**Task to carry out**
Each record below should appear again exactly as written.
#### Items
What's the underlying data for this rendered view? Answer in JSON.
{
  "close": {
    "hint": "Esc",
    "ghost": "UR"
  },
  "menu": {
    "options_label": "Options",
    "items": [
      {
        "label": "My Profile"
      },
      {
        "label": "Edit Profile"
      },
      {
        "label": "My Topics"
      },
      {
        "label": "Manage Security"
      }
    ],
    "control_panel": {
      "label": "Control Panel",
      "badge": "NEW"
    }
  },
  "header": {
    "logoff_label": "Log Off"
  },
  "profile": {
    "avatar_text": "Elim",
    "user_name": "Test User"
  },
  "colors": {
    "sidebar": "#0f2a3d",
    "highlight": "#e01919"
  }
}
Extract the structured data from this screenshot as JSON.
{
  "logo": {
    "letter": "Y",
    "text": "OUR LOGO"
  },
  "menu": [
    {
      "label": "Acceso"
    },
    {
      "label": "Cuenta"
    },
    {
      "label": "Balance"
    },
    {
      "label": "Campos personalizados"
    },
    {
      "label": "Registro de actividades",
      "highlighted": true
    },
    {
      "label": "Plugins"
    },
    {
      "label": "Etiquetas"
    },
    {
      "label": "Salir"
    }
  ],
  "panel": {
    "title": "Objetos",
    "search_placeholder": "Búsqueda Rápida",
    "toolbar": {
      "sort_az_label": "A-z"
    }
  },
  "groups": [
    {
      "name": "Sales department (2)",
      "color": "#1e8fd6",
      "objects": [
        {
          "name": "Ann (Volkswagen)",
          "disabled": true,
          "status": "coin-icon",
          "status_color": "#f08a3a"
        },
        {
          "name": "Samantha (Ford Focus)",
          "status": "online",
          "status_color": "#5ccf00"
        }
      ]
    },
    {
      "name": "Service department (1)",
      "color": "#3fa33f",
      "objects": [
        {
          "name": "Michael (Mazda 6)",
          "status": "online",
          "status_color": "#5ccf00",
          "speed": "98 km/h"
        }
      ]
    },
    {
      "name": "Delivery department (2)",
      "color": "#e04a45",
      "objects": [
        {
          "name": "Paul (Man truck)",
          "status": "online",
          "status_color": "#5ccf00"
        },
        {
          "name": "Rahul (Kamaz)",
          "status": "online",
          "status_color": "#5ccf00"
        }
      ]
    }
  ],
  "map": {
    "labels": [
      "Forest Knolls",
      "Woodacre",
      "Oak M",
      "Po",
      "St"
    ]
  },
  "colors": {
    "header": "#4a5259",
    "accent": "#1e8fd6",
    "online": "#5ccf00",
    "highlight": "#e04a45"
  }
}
########
**Exercise output**
What's the underlying data for this rendered view? Answer in JSON.
{
  "close": {
    "hint": "Esc",
    "ghost": "UR"
  },
  "menu": {
    "options_label": "Options",
    "items": [
      {
        "label": "My Profile"
      },
      {
        "label": "Edit Profile"
      },
      {
        "label": "My Topics"
      },
      {
        "label": "Manage Security"
      }
    ],
    "control_panel": {
      "label": "Control Panel",
      "badge": "NEW"
    }
  },
  "header": {
    "logoff_label": "Log Off"
  },
  "profile": {
    "avatar_text": "Elim",
    "user_name": "Test User"
  },
  "colors": {
    "sidebar": "#0f2a3d",
    "highlight": "#e01919"
  }
}
Extract the structured data from this screenshot as JSON.
{
  "logo": {
    "letter": "Y",
    "text": "OUR LOGO"
  },
  "menu": [
    {
      "label": "Acceso"
    },
    {
      "label": "Cuenta"
    },
    {
      "label": "Balance"
    },
    {
      "label": "Campos personalizados"
    },
    {
      "label": "Registro de actividades",
      "highlighted": true
    },
    {
      "label": "Plugins"
    },
    {
      "label": "Etiquetas"
    },
    {
      "label": "Salir"
    }
  ],
  "panel": {
    "title": "Objetos",
    "search_placeholder": "Búsqueda Rápida",
    "toolbar": {
      "sort_az_label": "A-z"
    }
  },
  "groups": [
    {
      "name": "Sales department (2)",
      "color": "#1e8fd6",
      "objects": [
        {
          "name": "Ann (Volkswagen)",
          "disabled": true,
          "status": "coin-icon",
          "status_color": "#f08a3a"
        },
        {
          "name": "Samantha (Ford Focus)",
          "status": "online",
          "status_color": "#5ccf00"
        }
      ]
    },
    {
      "name": "Service department (1)",
      "color": "#3fa33f",
      "objects": [
        {
          "name": "Michael (Mazda 6)",
          "status": "online",
          "status_color": "#5ccf00",
          "speed": "98 km/h"
        }
      ]
    },
    {
      "name": "Delivery department (2)",
      "color": "#e04a45",
      "objects": [
        {
          "name": "Paul (Man truck)",
          "status": "online",
          "status_color": "#5ccf00"
        },
        {
          "name": "Rahul (Kamaz)",
          "status": "online",
          "status_color": "#5ccf00"
        }
      ]
    }
  ],
  "map": {
    "labels": [
      "Forest Knolls",
      "Woodacre",
      "Oak M",
      "Po",
      "St"
    ]
  },
  "colors": {
    "header": "#4a5259",
    "accent": "#1e8fd6",
    "online": "#5ccf00",
    "highlight": "#e04a45"
  }
}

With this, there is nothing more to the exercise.